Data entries
════
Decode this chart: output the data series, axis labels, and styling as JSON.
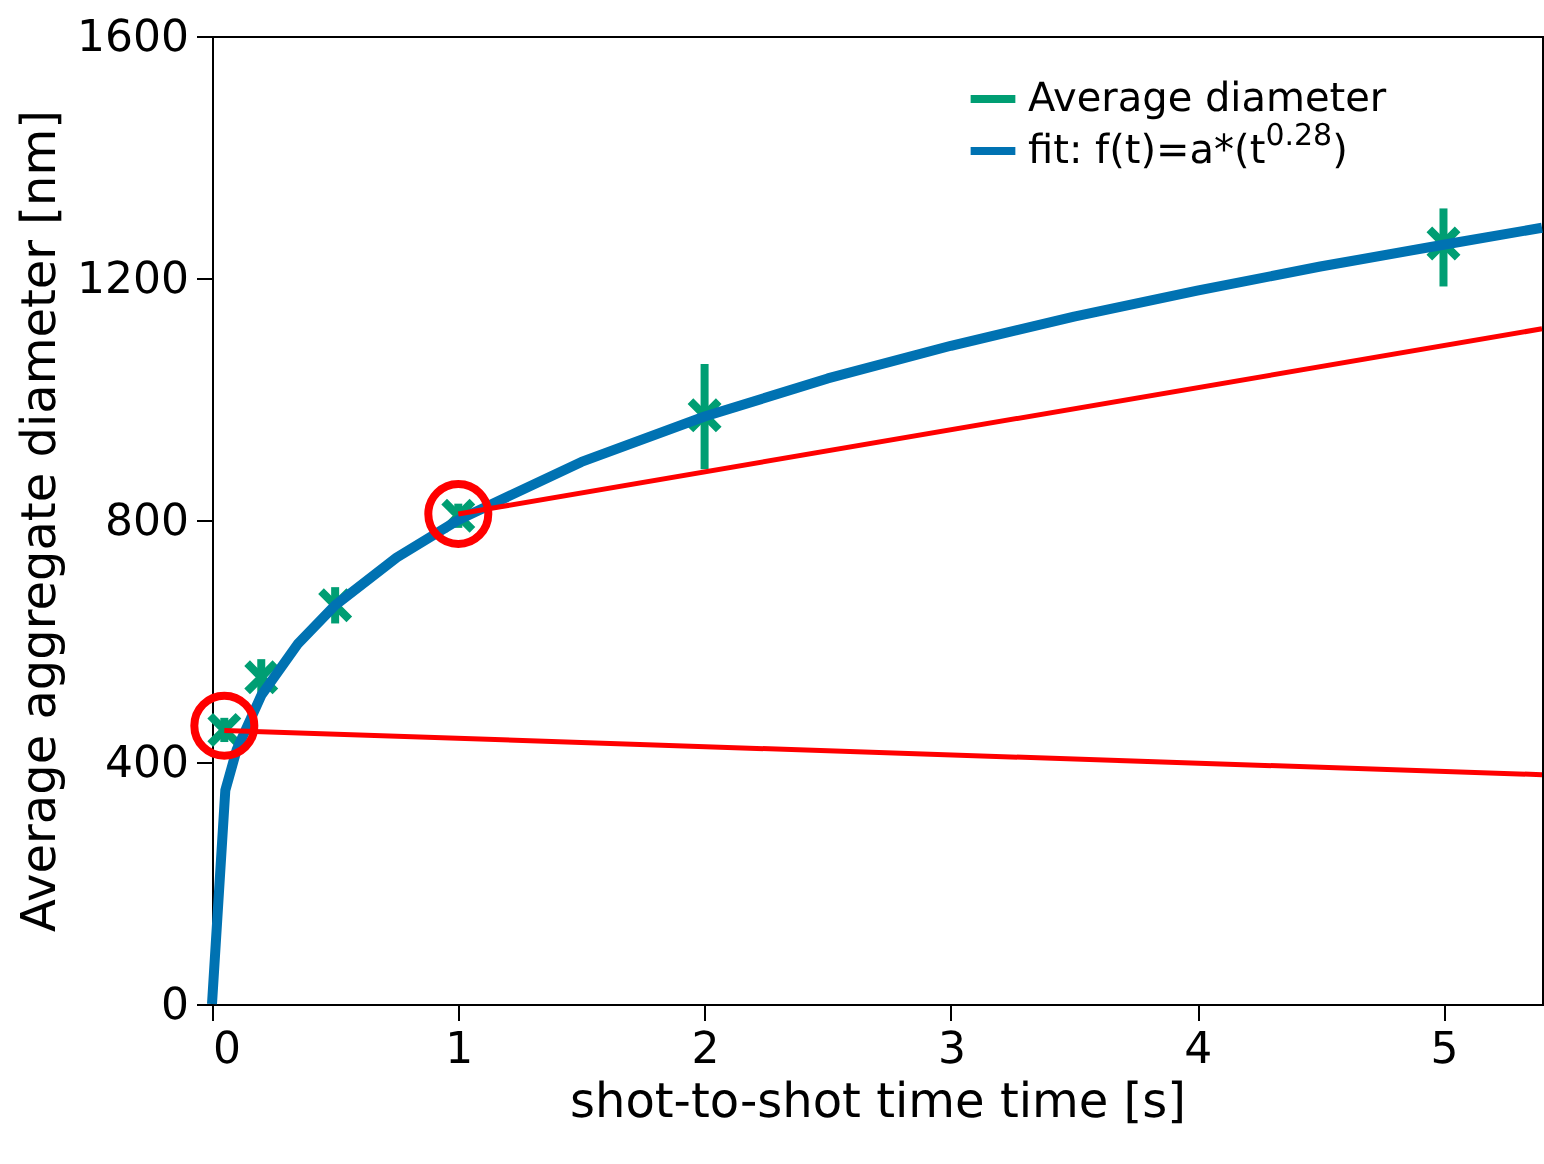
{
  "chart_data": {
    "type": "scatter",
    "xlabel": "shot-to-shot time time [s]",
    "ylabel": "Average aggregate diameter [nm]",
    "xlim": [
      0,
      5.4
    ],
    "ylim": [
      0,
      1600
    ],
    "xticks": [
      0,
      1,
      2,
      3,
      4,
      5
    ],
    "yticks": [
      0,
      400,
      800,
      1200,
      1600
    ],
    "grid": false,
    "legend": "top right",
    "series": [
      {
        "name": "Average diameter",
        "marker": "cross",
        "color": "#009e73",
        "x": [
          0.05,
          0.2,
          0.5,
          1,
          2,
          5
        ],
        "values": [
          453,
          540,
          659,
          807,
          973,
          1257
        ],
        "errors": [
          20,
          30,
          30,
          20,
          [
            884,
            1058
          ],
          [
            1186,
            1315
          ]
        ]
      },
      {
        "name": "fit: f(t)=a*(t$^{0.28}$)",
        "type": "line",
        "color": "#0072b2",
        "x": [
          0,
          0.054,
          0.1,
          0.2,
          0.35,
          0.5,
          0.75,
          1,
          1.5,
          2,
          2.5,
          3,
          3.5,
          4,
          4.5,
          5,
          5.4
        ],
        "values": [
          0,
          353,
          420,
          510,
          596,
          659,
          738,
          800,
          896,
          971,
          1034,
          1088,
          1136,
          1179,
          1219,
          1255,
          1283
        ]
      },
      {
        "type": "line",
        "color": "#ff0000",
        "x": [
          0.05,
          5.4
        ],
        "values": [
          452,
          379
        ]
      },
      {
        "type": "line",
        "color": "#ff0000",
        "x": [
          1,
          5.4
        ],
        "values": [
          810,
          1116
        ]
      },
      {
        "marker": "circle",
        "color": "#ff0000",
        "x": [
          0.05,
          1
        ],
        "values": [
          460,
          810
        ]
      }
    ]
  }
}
════
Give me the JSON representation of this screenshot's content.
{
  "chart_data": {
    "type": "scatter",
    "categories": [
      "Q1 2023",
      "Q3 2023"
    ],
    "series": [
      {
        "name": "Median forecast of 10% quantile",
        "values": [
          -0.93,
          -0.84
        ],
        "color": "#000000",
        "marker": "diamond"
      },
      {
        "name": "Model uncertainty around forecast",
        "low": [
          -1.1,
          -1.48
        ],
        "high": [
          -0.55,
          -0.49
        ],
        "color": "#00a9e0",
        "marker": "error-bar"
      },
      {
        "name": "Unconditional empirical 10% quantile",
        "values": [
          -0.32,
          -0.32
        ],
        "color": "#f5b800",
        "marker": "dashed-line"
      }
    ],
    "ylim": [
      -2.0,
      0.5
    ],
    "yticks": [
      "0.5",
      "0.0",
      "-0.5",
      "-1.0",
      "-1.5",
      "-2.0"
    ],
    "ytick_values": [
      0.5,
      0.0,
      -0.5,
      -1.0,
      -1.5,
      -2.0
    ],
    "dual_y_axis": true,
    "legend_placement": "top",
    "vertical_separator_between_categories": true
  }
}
════
Copy every line of the records above that contains "diameter".

    "ylabel": "Average aggregate diameter [nm]",
        "name": "Average diameter",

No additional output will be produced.